**What needs to be done**.
Express every line of the entries as a JSON list of strings, one string per line, with blank lines left out.
┌─ The records
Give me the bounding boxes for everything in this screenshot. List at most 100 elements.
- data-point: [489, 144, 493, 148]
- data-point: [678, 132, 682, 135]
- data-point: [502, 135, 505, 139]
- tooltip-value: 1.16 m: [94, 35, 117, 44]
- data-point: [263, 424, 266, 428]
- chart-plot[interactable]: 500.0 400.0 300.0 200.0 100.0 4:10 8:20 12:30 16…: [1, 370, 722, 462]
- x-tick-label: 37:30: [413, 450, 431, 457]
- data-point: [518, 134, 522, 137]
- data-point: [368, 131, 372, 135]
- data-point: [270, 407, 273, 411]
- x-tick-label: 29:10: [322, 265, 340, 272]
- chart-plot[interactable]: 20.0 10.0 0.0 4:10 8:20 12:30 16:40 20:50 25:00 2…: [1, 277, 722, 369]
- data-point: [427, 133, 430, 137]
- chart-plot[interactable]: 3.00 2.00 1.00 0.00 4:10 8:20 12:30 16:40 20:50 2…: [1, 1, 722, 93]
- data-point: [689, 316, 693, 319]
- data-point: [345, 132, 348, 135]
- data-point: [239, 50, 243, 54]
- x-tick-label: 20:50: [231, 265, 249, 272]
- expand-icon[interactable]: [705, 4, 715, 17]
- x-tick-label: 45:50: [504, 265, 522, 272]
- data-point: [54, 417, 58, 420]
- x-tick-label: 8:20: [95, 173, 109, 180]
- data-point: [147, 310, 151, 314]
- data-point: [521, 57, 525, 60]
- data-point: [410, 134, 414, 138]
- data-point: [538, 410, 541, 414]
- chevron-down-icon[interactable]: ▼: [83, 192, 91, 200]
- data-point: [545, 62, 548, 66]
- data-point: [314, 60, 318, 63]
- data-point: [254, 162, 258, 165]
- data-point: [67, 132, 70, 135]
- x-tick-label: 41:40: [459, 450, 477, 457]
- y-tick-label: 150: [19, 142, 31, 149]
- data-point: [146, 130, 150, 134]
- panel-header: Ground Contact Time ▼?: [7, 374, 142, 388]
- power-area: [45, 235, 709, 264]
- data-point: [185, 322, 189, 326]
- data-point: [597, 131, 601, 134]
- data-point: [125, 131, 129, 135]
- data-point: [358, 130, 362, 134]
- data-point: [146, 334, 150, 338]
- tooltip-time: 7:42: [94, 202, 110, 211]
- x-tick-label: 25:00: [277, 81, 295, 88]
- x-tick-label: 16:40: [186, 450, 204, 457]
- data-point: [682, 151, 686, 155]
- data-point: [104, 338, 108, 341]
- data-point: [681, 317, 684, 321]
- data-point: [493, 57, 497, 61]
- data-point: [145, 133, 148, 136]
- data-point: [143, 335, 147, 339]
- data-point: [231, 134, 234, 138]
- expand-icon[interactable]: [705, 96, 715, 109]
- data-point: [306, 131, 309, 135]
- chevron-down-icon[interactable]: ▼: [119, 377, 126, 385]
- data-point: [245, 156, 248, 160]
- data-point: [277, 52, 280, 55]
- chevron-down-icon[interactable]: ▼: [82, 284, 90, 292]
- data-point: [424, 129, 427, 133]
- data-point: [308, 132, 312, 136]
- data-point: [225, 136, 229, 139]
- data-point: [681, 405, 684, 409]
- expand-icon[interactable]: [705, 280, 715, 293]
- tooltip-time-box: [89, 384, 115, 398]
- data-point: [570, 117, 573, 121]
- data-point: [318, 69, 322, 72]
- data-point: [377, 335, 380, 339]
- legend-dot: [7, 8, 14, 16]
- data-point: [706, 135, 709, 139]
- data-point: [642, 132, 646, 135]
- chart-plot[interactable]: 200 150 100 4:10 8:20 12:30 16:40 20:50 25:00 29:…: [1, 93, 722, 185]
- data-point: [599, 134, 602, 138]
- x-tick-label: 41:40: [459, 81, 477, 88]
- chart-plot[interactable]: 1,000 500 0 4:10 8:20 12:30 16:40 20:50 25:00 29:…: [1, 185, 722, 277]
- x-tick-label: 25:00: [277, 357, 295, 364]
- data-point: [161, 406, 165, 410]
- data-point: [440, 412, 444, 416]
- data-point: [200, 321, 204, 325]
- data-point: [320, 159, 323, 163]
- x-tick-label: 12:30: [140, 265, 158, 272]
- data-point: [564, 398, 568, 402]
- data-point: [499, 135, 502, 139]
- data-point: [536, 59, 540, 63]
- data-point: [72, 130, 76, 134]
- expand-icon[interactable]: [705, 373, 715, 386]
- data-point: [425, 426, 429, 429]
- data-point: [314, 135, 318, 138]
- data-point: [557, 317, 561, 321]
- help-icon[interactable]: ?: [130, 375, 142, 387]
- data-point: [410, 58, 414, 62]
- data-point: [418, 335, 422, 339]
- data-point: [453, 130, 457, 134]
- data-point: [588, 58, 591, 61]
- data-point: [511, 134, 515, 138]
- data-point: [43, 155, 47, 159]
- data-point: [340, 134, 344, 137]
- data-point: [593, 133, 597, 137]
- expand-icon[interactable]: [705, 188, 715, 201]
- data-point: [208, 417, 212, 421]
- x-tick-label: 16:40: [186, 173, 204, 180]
└─
**Finished exercise**.
[
  "Give me the bounding boxes for everything in this screenshot. List at most 100 elements.",
  "- data-point: [489, 144, 493, 148]",
  "- data-point: [678, 132, 682, 135]",
  "- data-point: [502, 135, 505, 139]",
  "- tooltip-value: 1.16 m: [94, 35, 117, 44]",
  "- data-point: [263, 424, 266, 428]",
  "- chart-plot[interactable]: 500.0 400.0 300.0 200.0 100.0 4:10 8:20 12:30 16…: [1, 370, 722, 462]",
  "- x-tick-label: 37:30: [413, 450, 431, 457]",
  "- data-point: [518, 134, 522, 137]",
  "- data-point: [368, 131, 372, 135]",
  "- data-point: [270, 407, 273, 411]",
  "- x-tick-label: 29:10: [322, 265, 340, 272]",
  "- chart-plot[interactable]: 20.0 10.0 0.0 4:10 8:20 12:30 16:40 20:50 25:00 2…: [1, 277, 722, 369]",
  "- data-point: [427, 133, 430, 137]",
  "- chart-plot[interactable]: 3.00 2.00 1.00 0.00 4:10 8:20 12:30 16:40 20:50 2…: [1, 1, 722, 93]",
  "- data-point: [689, 316, 693, 319]",
  "- data-point: [345, 132, 348, 135]",
  "- data-point: [239, 50, 243, 54]",
  "- x-tick-label: 20:50: [231, 265, 249, 272]",
  "- expand-icon[interactable]: [705, 4, 715, 17]",
  "- x-tick-label: 45:50: [504, 265, 522, 272]",
  "- data-point: [54, 417, 58, 420]",
  "- x-tick-label: 8:20: [95, 173, 109, 180]",
  "- data-point: [147, 310, 151, 314]",
  "- data-point: [521, 57, 525, 60]",
  "- data-point: [410, 134, 414, 138]",
  "- data-point: [538, 410, 541, 414]",
  "- chevron-down-icon[interactable]: ▼: [83, 192, 91, 200]",
  "- data-point: [545, 62, 548, 66]",
  "- data-point: [314, 60, 318, 63]",
  "- data-point: [254, 162, 258, 165]",
  "- data-point: [67, 132, 70, 135]",
  "- x-tick-label: 41:40: [459, 450, 477, 457]",
  "- y-tick-label: 150: [19, 142, 31, 149]",
  "- data-point: [146, 130, 150, 134]",
  "- panel-header: Ground Contact Time ▼?: [7, 374, 142, 388]",
  "- power-area: [45, 235, 709, 264]",
  "- data-point: [185, 322, 189, 326]",
  "- data-point: [597, 131, 601, 134]",
  "- data-point: [125, 131, 129, 135]",
  "- data-point: [358, 130, 362, 134]",
  "- data-point: [146, 334, 150, 338]",
  "- tooltip-time: 7:42: [94, 202, 110, 211]",
  "- x-tick-label: 25:00: [277, 81, 295, 88]",
  "- x-tick-label: 16:40: [186, 450, 204, 457]",
  "- data-point: [682, 151, 686, 155]",
  "- data-point: [104, 338, 108, 341]",
  "- data-point: [681, 317, 684, 321]",
  "- data-point: [493, 57, 497, 61]",
  "- data-point: [145, 133, 148, 136]",
  "- data-point: [143, 335, 147, 339]",
  "- data-point: [231, 134, 234, 138]",
  "- expand-icon[interactable]: [705, 96, 715, 109]",
  "- data-point: [306, 131, 309, 135]",
  "- chevron-down-icon[interactable]: ▼: [119, 377, 126, 385]",
  "- data-point: [245, 156, 248, 160]",
  "- data-point: [277, 52, 280, 55]",
  "- chevron-down-icon[interactable]: ▼: [82, 284, 90, 292]",
  "- data-point: [424, 129, 427, 133]",
  "- data-point: [308, 132, 312, 136]",
  "- data-point: [225, 136, 229, 139]",
  "- data-point: [681, 405, 684, 409]",
  "- expand-icon[interactable]: [705, 280, 715, 293]",
  "- tooltip-time-box: [89, 384, 115, 398]",
  "- data-point: [570, 117, 573, 121]",
  "- data-point: [318, 69, 322, 72]",
  "- data-point: [377, 335, 380, 339]",
  "- legend-dot: [7, 8, 14, 16]",
  "- data-point: [706, 135, 709, 139]",
  "- data-point: [642, 132, 646, 135]",
  "- chart-plot[interactable]: 200 150 100 4:10 8:20 12:30 16:40 20:50 25:00 29:…: [1, 93, 722, 185]",
  "- data-point: [599, 134, 602, 138]",
  "- x-tick-label: 41:40: [459, 81, 477, 88]",
  "- chart-plot[interactable]: 1,000 500 0 4:10 8:20 12:30 16:40 20:50 25:00 29:…: [1, 185, 722, 277]",
  "- x-tick-label: 25:00: [277, 357, 295, 364]",
  "- data-point: [161, 406, 165, 410]",
  "- data-point: [440, 412, 444, 416]",
  "- data-point: [200, 321, 204, 325]",
  "- data-point: [320, 159, 323, 163]",
  "- x-tick-label: 12:30: [140, 265, 158, 272]",
  "- data-point: [564, 398, 568, 402]",
  "- data-point: [499, 135, 502, 139]",
  "- data-point: [536, 59, 540, 63]",
  "- data-point: [72, 130, 76, 134]",
  "- expand-icon[interactable]: [705, 373, 715, 386]",
  "- data-point: [425, 426, 429, 429]",
  "- data-point: [314, 135, 318, 138]",
  "- data-point: [557, 317, 561, 321]",
  "- help-icon[interactable]: ?: [130, 375, 142, 387]",
  "- data-point: [410, 58, 414, 62]",
  "- data-point: [418, 335, 422, 339]",
  "- data-point: [453, 130, 457, 134]",
  "- data-point: [588, 58, 591, 61]",
  "- data-point: [511, 134, 515, 138]",
  "- data-point: [43, 155, 47, 159]",
  "- data-point: [340, 134, 344, 137]",
  "- data-point: [593, 133, 597, 137]",
  "- expand-icon[interactable]: [705, 188, 715, 201]",
  "- data-point: [208, 417, 212, 421]",
  "- x-tick-label: 16:40: [186, 173, 204, 180]"
]